→ **Stated problem**
Restate the records in their entirety, word for word.

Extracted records

++++

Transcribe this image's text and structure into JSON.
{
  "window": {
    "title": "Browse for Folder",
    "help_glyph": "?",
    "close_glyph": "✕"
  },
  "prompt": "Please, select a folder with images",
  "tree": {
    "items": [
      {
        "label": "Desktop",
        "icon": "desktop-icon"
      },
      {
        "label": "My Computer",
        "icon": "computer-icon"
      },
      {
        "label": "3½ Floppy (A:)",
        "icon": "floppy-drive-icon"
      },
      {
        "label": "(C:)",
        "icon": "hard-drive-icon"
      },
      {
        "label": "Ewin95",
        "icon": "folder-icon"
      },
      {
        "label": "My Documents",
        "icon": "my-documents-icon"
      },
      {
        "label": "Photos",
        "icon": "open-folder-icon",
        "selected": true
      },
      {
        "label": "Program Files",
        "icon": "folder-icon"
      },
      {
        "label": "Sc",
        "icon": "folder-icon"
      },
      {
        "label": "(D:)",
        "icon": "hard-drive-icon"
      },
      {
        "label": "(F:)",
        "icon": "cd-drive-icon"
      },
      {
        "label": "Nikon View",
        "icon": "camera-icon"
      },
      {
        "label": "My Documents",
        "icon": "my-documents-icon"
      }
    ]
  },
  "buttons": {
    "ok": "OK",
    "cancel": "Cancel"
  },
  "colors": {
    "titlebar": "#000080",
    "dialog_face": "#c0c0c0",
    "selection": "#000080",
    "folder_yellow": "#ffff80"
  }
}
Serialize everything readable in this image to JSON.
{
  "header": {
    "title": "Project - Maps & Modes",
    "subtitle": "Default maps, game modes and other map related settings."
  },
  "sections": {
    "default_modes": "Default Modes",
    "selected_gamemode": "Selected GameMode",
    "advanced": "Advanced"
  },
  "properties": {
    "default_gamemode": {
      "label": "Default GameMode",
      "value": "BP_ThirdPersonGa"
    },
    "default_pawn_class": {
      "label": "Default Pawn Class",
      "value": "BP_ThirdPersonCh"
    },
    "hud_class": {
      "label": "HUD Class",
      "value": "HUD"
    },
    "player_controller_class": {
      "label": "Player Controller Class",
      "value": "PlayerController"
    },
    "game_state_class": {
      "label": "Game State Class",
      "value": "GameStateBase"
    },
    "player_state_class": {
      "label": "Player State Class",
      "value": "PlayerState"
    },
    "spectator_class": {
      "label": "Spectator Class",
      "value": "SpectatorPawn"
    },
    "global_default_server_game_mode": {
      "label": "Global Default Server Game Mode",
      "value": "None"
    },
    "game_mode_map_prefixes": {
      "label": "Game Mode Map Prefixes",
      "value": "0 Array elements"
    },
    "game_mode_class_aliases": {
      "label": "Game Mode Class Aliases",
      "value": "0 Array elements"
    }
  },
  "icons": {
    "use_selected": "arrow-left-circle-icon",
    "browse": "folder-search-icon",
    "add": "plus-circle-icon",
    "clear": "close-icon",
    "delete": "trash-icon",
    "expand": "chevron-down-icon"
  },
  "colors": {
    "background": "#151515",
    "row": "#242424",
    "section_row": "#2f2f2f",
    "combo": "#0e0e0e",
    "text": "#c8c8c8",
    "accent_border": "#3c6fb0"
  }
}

++++

→ **Answer to the problem**
Transcribe this image's text and structure into JSON.
{
  "window": {
    "title": "Browse for Folder",
    "help_glyph": "?",
    "close_glyph": "✕"
  },
  "prompt": "Please, select a folder with images",
  "tree": {
    "items": [
      {
        "label": "Desktop",
        "icon": "desktop-icon"
      },
      {
        "label": "My Computer",
        "icon": "computer-icon"
      },
      {
        "label": "3½ Floppy (A:)",
        "icon": "floppy-drive-icon"
      },
      {
        "label": "(C:)",
        "icon": "hard-drive-icon"
      },
      {
        "label": "Ewin95",
        "icon": "folder-icon"
      },
      {
        "label": "My Documents",
        "icon": "my-documents-icon"
      },
      {
        "label": "Photos",
        "icon": "open-folder-icon",
        "selected": true
      },
      {
        "label": "Program Files",
        "icon": "folder-icon"
      },
      {
        "label": "Sc",
        "icon": "folder-icon"
      },
      {
        "label": "(D:)",
        "icon": "hard-drive-icon"
      },
      {
        "label": "(F:)",
        "icon": "cd-drive-icon"
      },
      {
        "label": "Nikon View",
        "icon": "camera-icon"
      },
      {
        "label": "My Documents",
        "icon": "my-documents-icon"
      }
    ]
  },
  "buttons": {
    "ok": "OK",
    "cancel": "Cancel"
  },
  "colors": {
    "titlebar": "#000080",
    "dialog_face": "#c0c0c0",
    "selection": "#000080",
    "folder_yellow": "#ffff80"
  }
}
Serialize everything readable in this image to JSON.
{
  "header": {
    "title": "Project - Maps & Modes",
    "subtitle": "Default maps, game modes and other map related settings."
  },
  "sections": {
    "default_modes": "Default Modes",
    "selected_gamemode": "Selected GameMode",
    "advanced": "Advanced"
  },
  "properties": {
    "default_gamemode": {
      "label": "Default GameMode",
      "value": "BP_ThirdPersonGa"
    },
    "default_pawn_class": {
      "label": "Default Pawn Class",
      "value": "BP_ThirdPersonCh"
    },
    "hud_class": {
      "label": "HUD Class",
      "value": "HUD"
    },
    "player_controller_class": {
      "label": "Player Controller Class",
      "value": "PlayerController"
    },
    "game_state_class": {
      "label": "Game State Class",
      "value": "GameStateBase"
    },
    "player_state_class": {
      "label": "Player State Class",
      "value": "PlayerState"
    },
    "spectator_class": {
      "label": "Spectator Class",
      "value": "SpectatorPawn"
    },
    "global_default_server_game_mode": {
      "label": "Global Default Server Game Mode",
      "value": "None"
    },
    "game_mode_map_prefixes": {
      "label": "Game Mode Map Prefixes",
      "value": "0 Array elements"
    },
    "game_mode_class_aliases": {
      "label": "Game Mode Class Aliases",
      "value": "0 Array elements"
    }
  },
  "icons": {
    "use_selected": "arrow-left-circle-icon",
    "browse": "folder-search-icon",
    "add": "plus-circle-icon",
    "clear": "close-icon",
    "delete": "trash-icon",
    "expand": "chevron-down-icon"
  },
  "colors": {
    "background": "#151515",
    "row": "#242424",
    "section_row": "#2f2f2f",
    "combo": "#0e0e0e",
    "text": "#c8c8c8",
    "accent_border": "#3c6fb0"
  }
}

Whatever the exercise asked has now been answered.